======== Task data
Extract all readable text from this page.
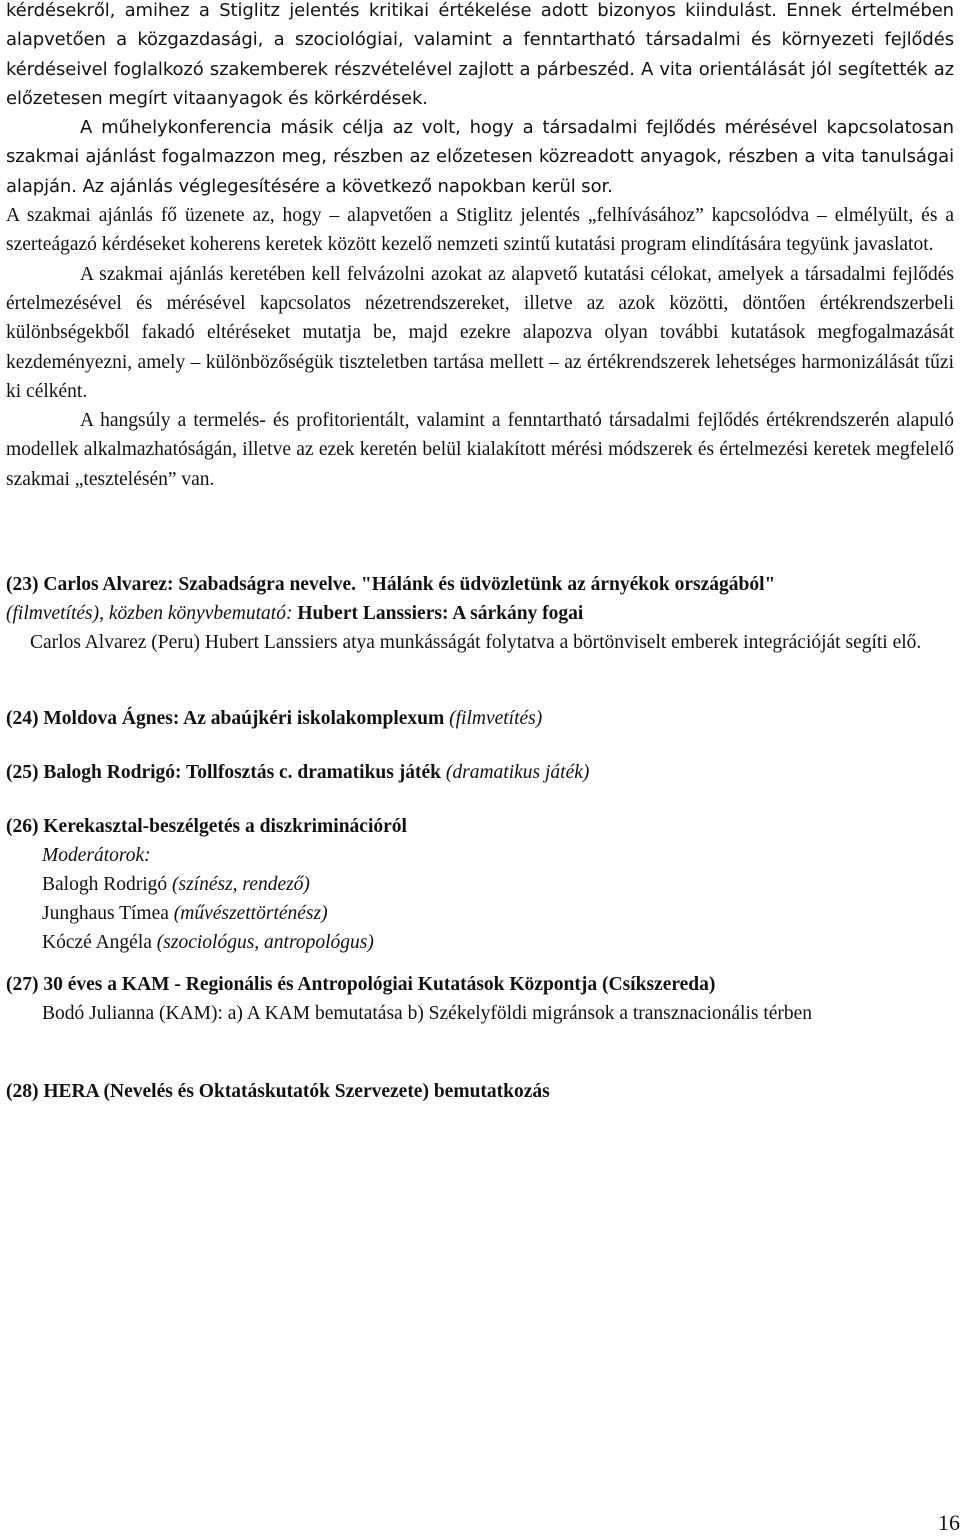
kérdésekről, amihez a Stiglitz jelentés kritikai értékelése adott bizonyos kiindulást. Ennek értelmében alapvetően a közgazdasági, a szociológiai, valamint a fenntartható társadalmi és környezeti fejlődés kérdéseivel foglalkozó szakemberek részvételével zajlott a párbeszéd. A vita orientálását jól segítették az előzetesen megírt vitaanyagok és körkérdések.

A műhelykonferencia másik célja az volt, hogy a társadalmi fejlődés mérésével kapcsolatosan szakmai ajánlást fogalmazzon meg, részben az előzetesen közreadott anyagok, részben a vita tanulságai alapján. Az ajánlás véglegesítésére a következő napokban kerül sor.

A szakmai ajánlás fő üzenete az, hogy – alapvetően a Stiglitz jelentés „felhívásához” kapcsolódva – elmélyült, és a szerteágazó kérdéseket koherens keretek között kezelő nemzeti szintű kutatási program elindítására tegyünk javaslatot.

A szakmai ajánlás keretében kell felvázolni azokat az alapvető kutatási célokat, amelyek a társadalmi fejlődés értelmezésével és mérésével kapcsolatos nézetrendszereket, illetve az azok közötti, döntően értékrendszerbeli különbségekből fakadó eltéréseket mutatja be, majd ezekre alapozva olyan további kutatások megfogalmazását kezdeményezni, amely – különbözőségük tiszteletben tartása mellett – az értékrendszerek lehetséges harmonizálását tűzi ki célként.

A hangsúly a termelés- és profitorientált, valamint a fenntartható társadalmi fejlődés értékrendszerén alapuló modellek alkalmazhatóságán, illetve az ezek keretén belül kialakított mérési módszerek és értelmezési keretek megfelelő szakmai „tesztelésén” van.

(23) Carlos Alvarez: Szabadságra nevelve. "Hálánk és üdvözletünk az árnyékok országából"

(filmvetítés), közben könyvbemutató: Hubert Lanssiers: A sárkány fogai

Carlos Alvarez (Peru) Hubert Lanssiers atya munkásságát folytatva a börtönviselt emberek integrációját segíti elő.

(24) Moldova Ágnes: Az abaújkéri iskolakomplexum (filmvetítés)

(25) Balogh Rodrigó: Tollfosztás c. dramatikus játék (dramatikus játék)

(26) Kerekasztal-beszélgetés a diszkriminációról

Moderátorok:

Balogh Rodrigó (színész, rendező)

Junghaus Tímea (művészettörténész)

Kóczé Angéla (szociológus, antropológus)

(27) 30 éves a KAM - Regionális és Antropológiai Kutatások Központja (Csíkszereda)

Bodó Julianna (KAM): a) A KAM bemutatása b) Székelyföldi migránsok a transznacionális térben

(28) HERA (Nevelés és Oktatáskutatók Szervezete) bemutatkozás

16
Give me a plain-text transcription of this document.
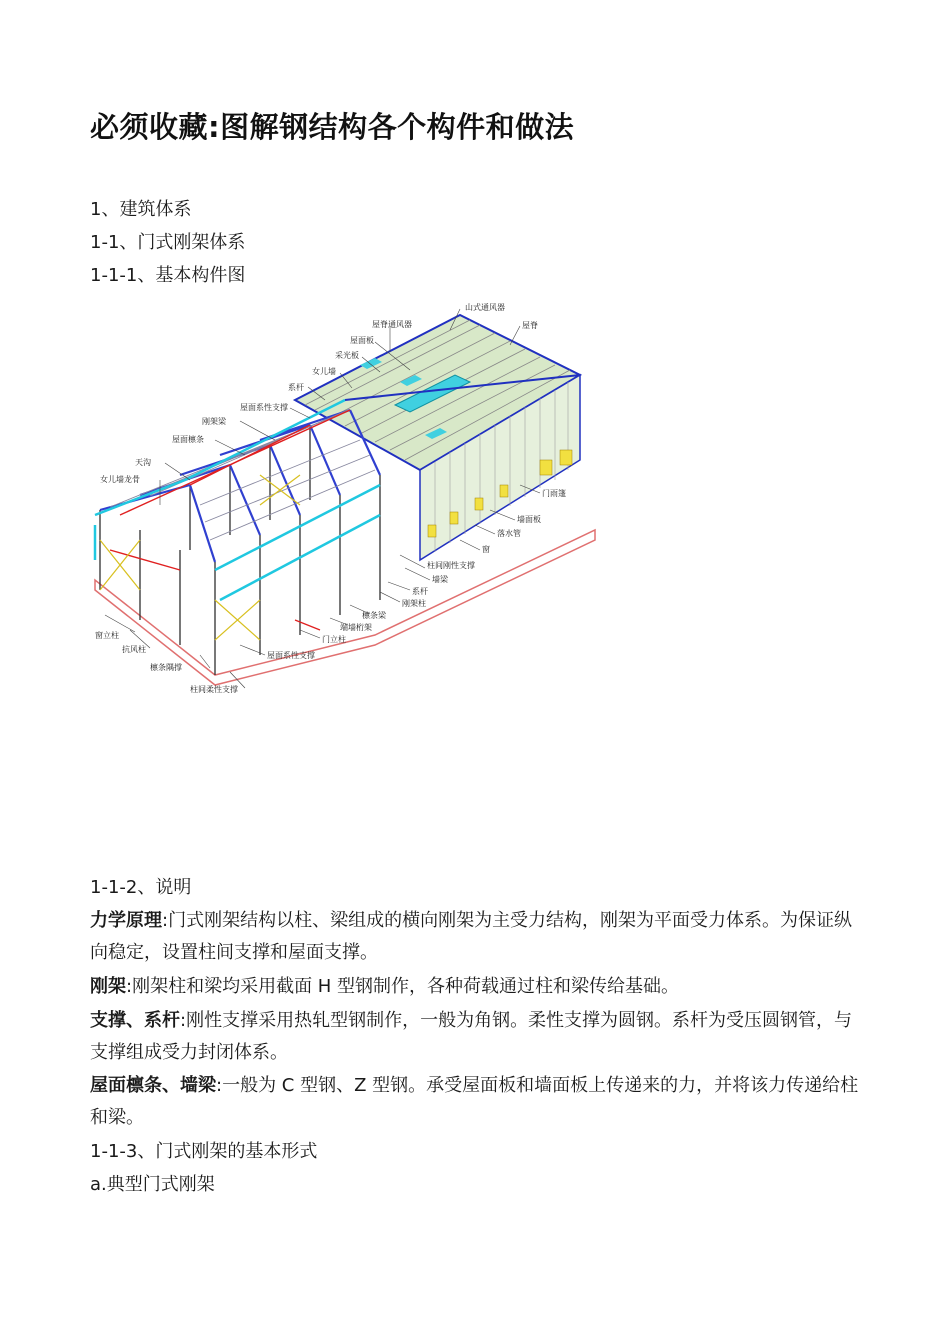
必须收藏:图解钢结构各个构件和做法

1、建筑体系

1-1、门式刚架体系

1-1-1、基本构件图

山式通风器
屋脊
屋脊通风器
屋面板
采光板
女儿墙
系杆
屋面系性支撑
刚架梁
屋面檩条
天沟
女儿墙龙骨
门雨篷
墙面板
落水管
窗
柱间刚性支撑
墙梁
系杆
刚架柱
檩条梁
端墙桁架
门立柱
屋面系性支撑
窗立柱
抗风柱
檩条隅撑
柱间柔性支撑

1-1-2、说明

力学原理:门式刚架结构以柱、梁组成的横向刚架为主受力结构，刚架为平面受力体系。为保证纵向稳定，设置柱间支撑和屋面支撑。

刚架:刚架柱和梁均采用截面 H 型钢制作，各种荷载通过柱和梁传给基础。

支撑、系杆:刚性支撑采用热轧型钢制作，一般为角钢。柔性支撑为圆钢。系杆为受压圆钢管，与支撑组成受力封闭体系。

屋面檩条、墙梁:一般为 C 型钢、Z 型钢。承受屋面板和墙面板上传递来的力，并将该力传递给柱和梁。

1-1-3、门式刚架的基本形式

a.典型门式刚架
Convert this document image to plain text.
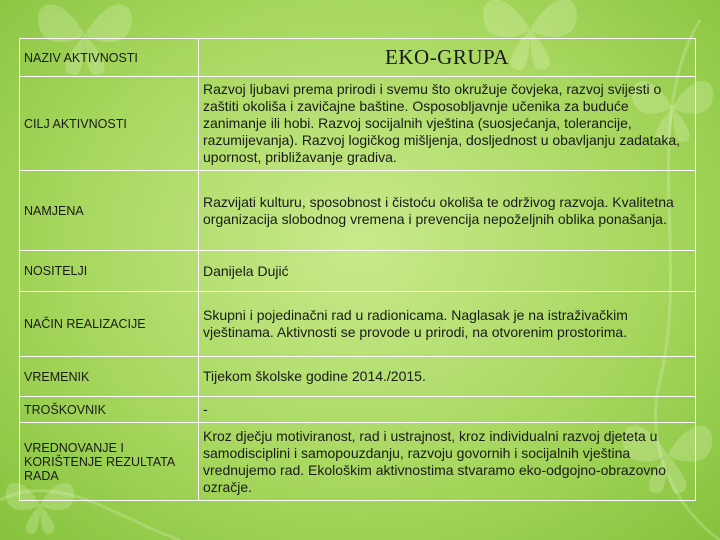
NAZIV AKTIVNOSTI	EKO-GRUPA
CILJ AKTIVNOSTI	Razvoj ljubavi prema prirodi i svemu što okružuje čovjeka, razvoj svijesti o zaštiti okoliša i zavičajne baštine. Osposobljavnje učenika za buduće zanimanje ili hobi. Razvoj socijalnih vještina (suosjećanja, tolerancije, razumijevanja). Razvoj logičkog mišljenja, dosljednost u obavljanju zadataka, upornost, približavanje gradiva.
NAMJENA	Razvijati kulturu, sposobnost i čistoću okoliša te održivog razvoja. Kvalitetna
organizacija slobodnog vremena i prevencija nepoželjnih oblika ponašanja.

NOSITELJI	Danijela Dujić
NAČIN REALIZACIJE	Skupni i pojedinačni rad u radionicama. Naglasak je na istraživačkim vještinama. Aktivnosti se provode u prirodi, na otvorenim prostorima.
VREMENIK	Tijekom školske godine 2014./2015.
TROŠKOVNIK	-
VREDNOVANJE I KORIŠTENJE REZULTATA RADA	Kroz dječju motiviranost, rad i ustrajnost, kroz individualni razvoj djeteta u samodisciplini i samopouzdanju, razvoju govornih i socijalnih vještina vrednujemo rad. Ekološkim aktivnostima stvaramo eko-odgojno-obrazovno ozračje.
================
Do this »
The records above are to be quoted exactly, with all pictures left out.

Answer to the problem »
Extract all readable text from this page.
kérdésekről, amihez a Stiglitz jelentés kritikai értékelése adott bizonyos kiindulást. Ennek értelmében alapvetően a közgazdasági, a szociológiai, valamint a fenntartható társadalmi és környezeti fejlődés kérdéseivel foglalkozó szakemberek részvételével zajlott a párbeszéd. A vita orientálását jól segítették az előzetesen megírt vitaanyagok és körkérdések.

A műhelykonferencia másik célja az volt, hogy a társadalmi fejlődés mérésével kapcsolatosan szakmai ajánlást fogalmazzon meg, részben az előzetesen közreadott anyagok, részben a vita tanulságai alapján. Az ajánlás véglegesítésére a következő napokban kerül sor.

A szakmai ajánlás fő üzenete az, hogy – alapvetően a Stiglitz jelentés „felhívásához” kapcsolódva – elmélyült, és a szerteágazó kérdéseket koherens keretek között kezelő nemzeti szintű kutatási program elindítására tegyünk javaslatot.

A szakmai ajánlás keretében kell felvázolni azokat az alapvető kutatási célokat, amelyek a társadalmi fejlődés értelmezésével és mérésével kapcsolatos nézetrendszereket, illetve az azok közötti, döntően értékrendszerbeli különbségekből fakadó eltéréseket mutatja be, majd ezekre alapozva olyan további kutatások megfogalmazását kezdeményezni, amely – különbözőségük tiszteletben tartása mellett – az értékrendszerek lehetséges harmonizálását tűzi ki célként.

A hangsúly a termelés- és profitorientált, valamint a fenntartható társadalmi fejlődés értékrendszerén alapuló modellek alkalmazhatóságán, illetve az ezek keretén belül kialakított mérési módszerek és értelmezési keretek megfelelő szakmai „tesztelésén” van.

(23) Carlos Alvarez: Szabadságra nevelve. "Hálánk és üdvözletünk az árnyékok országából"

(filmvetítés), közben könyvbemutató: Hubert Lanssiers: A sárkány fogai

Carlos Alvarez (Peru) Hubert Lanssiers atya munkásságát folytatva a börtönviselt emberek integrációját segíti elő.

(24) Moldova Ágnes: Az abaújkéri iskolakomplexum (filmvetítés)

(25) Balogh Rodrigó: Tollfosztás c. dramatikus játék (dramatikus játék)

(26) Kerekasztal-beszélgetés a diszkriminációról

Moderátorok:

Balogh Rodrigó (színész, rendező)

Junghaus Tímea (művészettörténész)

Kóczé Angéla (szociológus, antropológus)

(27) 30 éves a KAM - Regionális és Antropológiai Kutatások Központja (Csíkszereda)

Bodó Julianna (KAM): a) A KAM bemutatása b) Székelyföldi migránsok a transznacionális térben

(28) HERA (Nevelés és Oktatáskutatók Szervezete) bemutatkozás

16
Give me a plain-text transcription of this document.
必须收藏:图解钢结构各个构件和做法

1、建筑体系

1-1、门式刚架体系

1-1-1、基本构件图

山式通风器
屋脊
屋脊通风器
屋面板
采光板
女儿墙
系杆
屋面系性支撑
刚架梁
屋面檩条
天沟
女儿墙龙骨
门雨篷
墙面板
落水管
窗
柱间刚性支撑
墙梁
系杆
刚架柱
檩条梁
端墙桁架
门立柱
屋面系性支撑
窗立柱
抗风柱
檩条隅撑
柱间柔性支撑

1-1-2、说明

力学原理:门式刚架结构以柱、梁组成的横向刚架为主受力结构，刚架为平面受力体系。为保证纵向稳定，设置柱间支撑和屋面支撑。

刚架:刚架柱和梁均采用截面 H 型钢制作，各种荷载通过柱和梁传给基础。

支撑、系杆:刚性支撑采用热轧型钢制作，一般为角钢。柔性支撑为圆钢。系杆为受压圆钢管，与支撑组成受力封闭体系。

屋面檩条、墙梁:一般为 C 型钢、Z 型钢。承受屋面板和墙面板上传递来的力，并将该力传递给柱和梁。

1-1-3、门式刚架的基本形式

a.典型门式刚架
Convert this document image to plain text.
NAZIV AKTIVNOSTI	EKO-GRUPA
CILJ AKTIVNOSTI	Razvoj ljubavi prema prirodi i svemu što okružuje čovjeka, razvoj svijesti o zaštiti okoliša i zavičajne baštine. Osposobljavnje učenika za buduće zanimanje ili hobi. Razvoj socijalnih vještina (suosjećanja, tolerancije, razumijevanja). Razvoj logičkog mišljenja, dosljednost u obavljanju zadataka, upornost, približavanje gradiva.
NAMJENA	Razvijati kulturu, sposobnost i čistoću okoliša te održivog razvoja. Kvalitetna
organizacija slobodnog vremena i prevencija nepoželjnih oblika ponašanja.

NOSITELJI	Danijela Dujić
NAČIN REALIZACIJE	Skupni i pojedinačni rad u radionicama. Naglasak je na istraživačkim vještinama. Aktivnosti se provode u prirodi, na otvorenim prostorima.
VREMENIK	Tijekom školske godine 2014./2015.
TROŠKOVNIK	-
VREDNOVANJE I KORIŠTENJE REZULTATA RADA	Kroz dječju motiviranost, rad i ustrajnost, kroz individualni razvoj djeteta u samodisciplini i samopouzdanju, razvoju govornih i socijalnih vještina vrednujemo rad. Ekološkim aktivnostima stvaramo eko-odgojno-obrazovno ozračje.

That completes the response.